=== SUPPLIED RECORDS ===
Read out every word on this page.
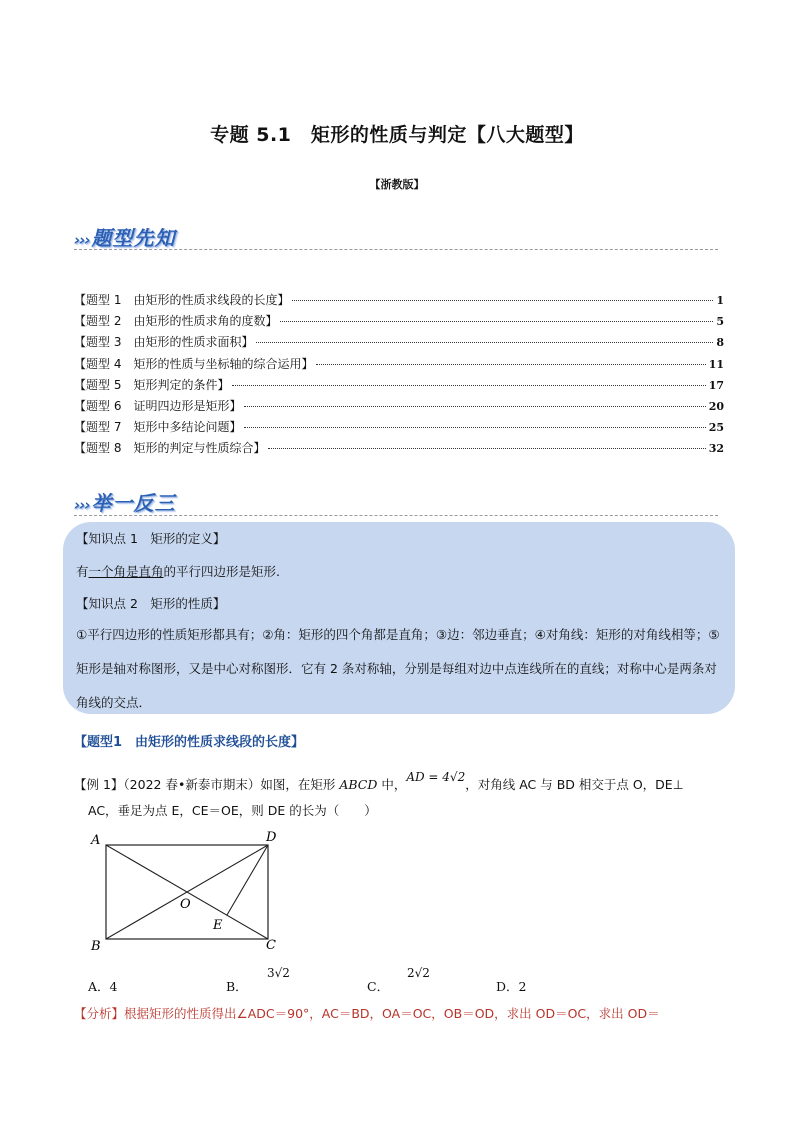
专题 5.1　矩形的性质与判定【八大题型】
【浙教版】
››› 题型先知
【题型 1　由矩形的性质求线段的长度】	1
【题型 2　由矩形的性质求角的度数】	5
【题型 3　由矩形的性质求面积】	8
【题型 4　矩形的性质与坐标轴的综合运用】	11
【题型 5　矩形判定的条件】	17
【题型 6　证明四边形是矩形】	20
【题型 7　矩形中多结论问题】	25
【题型 8　矩形的判定与性质综合】	32
››› 举一反三
【知识点 1　矩形的定义】
有一个角是直角的平行四边形是矩形.
【知识点 2　矩形的性质】
①平行四边形的性质矩形都具有；②角：矩形的四个角都是直角；③边：邻边垂直；④对角线：矩形的对角线相等；⑤矩形是轴对称图形，又是中心对称图形．它有 2 条对称轴，分别是每组对边中点连线所在的直线；对称中心是两条对角线的交点．
【题型1　由矩形的性质求线段的长度】
【例 1】（2022 春•新泰市期末）如图，在矩形 ABCD 中，AD = 4√2，对角线 AC 与 BD 相交于点 O，DE⊥
AC，垂足为点 E，CE＝OE，则 DE 的长为（　　）
A	D
B	C
O
E
A．4	B．
3√2
C．
2√2
D．2
【分析】根据矩形的性质得出∠ADC＝90°，AC＝BD，OA＝OC，OB＝OD，求出 OD＝OC，求出 OD＝
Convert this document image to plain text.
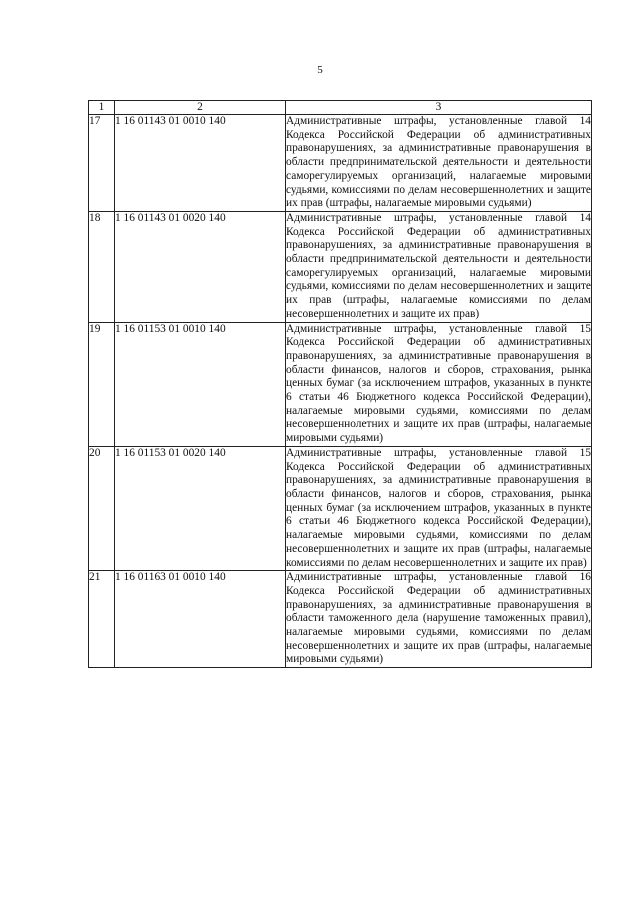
5
1	2	3
17	1 16 01143 01 0010 140	Административные штрафы, установленные главой 14 Кодекса Российской Федерации об административных правонарушениях, за административные правонарушения в области предпринимательской деятельности и деятельности саморегулируемых организаций, налагаемые мировыми судьями, комиссиями по делам несовершеннолетних и защите их прав (штрафы, налагаемые мировыми судьями)
18	1 16 01143 01 0020 140	Административные штрафы, установленные главой 14 Кодекса Российской Федерации об административных правонарушениях, за административные правонарушения в области предпринимательской деятельности и деятельности саморегулируемых организаций, налагаемые мировыми судьями, комиссиями по делам несовершеннолетних и защите их прав (штрафы, налагаемые комиссиями по делам несовершеннолетних и защите их прав)
19	1 16 01153 01 0010 140	Административные штрафы, установленные главой 15 Кодекса Российской Федерации об административных правонарушениях, за административные правонарушения в области финансов, налогов и сборов, страхования, рынка ценных бумаг (за исключением штрафов, указанных в пункте 6 статьи 46 Бюджетного кодекса Российской Федерации), налагаемые мировыми судьями, комиссиями по делам несовершеннолетних и защите их прав (штрафы, налагаемые мировыми судьями)
20	1 16 01153 01 0020 140	Административные штрафы, установленные главой 15 Кодекса Российской Федерации об административных правонарушениях, за административные правонарушения в области финансов, налогов и сборов, страхования, рынка ценных бумаг (за исключением штрафов, указанных в пункте 6 статьи 46 Бюджетного кодекса Российской Федерации), налагаемые мировыми судьями, комиссиями по делам несовершеннолетних и защите их прав (штрафы, налагаемые комиссиями по делам несовершеннолетних и защите их прав)
21	1 16 01163 01 0010 140	Административные штрафы, установленные главой 16 Кодекса Российской Федерации об административных правонарушениях, за административные правонарушения в области таможенного дела (нарушение таможенных правил), налагаемые мировыми судьями, комиссиями по делам несовершеннолетних и защите их прав (штрафы, налагаемые мировыми судьями)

=== AIM OF THE EXERCISE ===
Each entry above should be reproduced exactly, with the pictures removed.

=== TASK RESULT ===
Read out every word on this page.
专题 5.1　矩形的性质与判定【八大题型】
【浙教版】
››› 题型先知
【题型 1　由矩形的性质求线段的长度】	1
【题型 2　由矩形的性质求角的度数】	5
【题型 3　由矩形的性质求面积】	8
【题型 4　矩形的性质与坐标轴的综合运用】	11
【题型 5　矩形判定的条件】	17
【题型 6　证明四边形是矩形】	20
【题型 7　矩形中多结论问题】	25
【题型 8　矩形的判定与性质综合】	32
››› 举一反三
【知识点 1　矩形的定义】
有一个角是直角的平行四边形是矩形.
【知识点 2　矩形的性质】
①平行四边形的性质矩形都具有；②角：矩形的四个角都是直角；③边：邻边垂直；④对角线：矩形的对角线相等；⑤矩形是轴对称图形，又是中心对称图形．它有 2 条对称轴，分别是每组对边中点连线所在的直线；对称中心是两条对角线的交点．
【题型1　由矩形的性质求线段的长度】
【例 1】（2022 春•新泰市期末）如图，在矩形 ABCD 中，AD = 4√2，对角线 AC 与 BD 相交于点 O，DE⊥
AC，垂足为点 E，CE＝OE，则 DE 的长为（　　）
A	D
B	C
O
E
A．4	B．
3√2
C．
2√2
D．2
【分析】根据矩形的性质得出∠ADC＝90°，AC＝BD，OA＝OC，OB＝OD，求出 OD＝OC，求出 OD＝
Convert this document image to plain text.
5
1	2	3
17	1 16 01143 01 0010 140	Административные штрафы, установленные главой 14 Кодекса Российской Федерации об административных правонарушениях, за административные правонарушения в области предпринимательской деятельности и деятельности саморегулируемых организаций, налагаемые мировыми судьями, комиссиями по делам несовершеннолетних и защите их прав (штрафы, налагаемые мировыми судьями)
18	1 16 01143 01 0020 140	Административные штрафы, установленные главой 14 Кодекса Российской Федерации об административных правонарушениях, за административные правонарушения в области предпринимательской деятельности и деятельности саморегулируемых организаций, налагаемые мировыми судьями, комиссиями по делам несовершеннолетних и защите их прав (штрафы, налагаемые комиссиями по делам несовершеннолетних и защите их прав)
19	1 16 01153 01 0010 140	Административные штрафы, установленные главой 15 Кодекса Российской Федерации об административных правонарушениях, за административные правонарушения в области финансов, налогов и сборов, страхования, рынка ценных бумаг (за исключением штрафов, указанных в пункте 6 статьи 46 Бюджетного кодекса Российской Федерации), налагаемые мировыми судьями, комиссиями по делам несовершеннолетних и защите их прав (штрафы, налагаемые мировыми судьями)
20	1 16 01153 01 0020 140	Административные штрафы, установленные главой 15 Кодекса Российской Федерации об административных правонарушениях, за административные правонарушения в области финансов, налогов и сборов, страхования, рынка ценных бумаг (за исключением штрафов, указанных в пункте 6 статьи 46 Бюджетного кодекса Российской Федерации), налагаемые мировыми судьями, комиссиями по делам несовершеннолетних и защите их прав (штрафы, налагаемые комиссиями по делам несовершеннолетних и защите их прав)
21	1 16 01163 01 0010 140	Административные штрафы, установленные главой 16 Кодекса Российской Федерации об административных правонарушениях, за административные правонарушения в области таможенного дела (нарушение таможенных правил), налагаемые мировыми судьями, комиссиями по делам несовершеннолетних и защите их прав (штрафы, налагаемые мировыми судьями)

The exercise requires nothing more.